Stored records

• • •

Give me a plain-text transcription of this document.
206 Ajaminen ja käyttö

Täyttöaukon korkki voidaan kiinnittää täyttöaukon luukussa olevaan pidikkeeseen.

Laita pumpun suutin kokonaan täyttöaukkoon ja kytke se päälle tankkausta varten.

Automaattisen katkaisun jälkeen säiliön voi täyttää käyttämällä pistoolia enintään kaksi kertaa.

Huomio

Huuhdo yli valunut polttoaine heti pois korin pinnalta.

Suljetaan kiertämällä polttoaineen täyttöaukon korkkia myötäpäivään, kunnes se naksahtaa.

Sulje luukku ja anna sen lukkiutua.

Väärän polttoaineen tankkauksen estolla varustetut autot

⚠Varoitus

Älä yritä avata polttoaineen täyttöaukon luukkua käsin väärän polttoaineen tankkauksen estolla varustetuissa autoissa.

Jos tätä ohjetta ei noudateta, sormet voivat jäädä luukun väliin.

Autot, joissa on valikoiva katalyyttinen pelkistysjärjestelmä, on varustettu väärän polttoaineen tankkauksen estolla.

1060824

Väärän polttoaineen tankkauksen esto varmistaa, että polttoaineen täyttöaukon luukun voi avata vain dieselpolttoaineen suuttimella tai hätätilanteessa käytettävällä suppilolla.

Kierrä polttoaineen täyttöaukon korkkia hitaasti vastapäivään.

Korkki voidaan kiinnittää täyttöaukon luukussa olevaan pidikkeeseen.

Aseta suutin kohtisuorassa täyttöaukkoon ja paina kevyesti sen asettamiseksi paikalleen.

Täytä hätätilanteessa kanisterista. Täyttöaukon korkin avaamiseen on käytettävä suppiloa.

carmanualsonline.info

• • •

| Exercise directions |
Determine the number of lines in the data that contain "luukun" as a word or string, and state only that number.

| Answer to this task |
2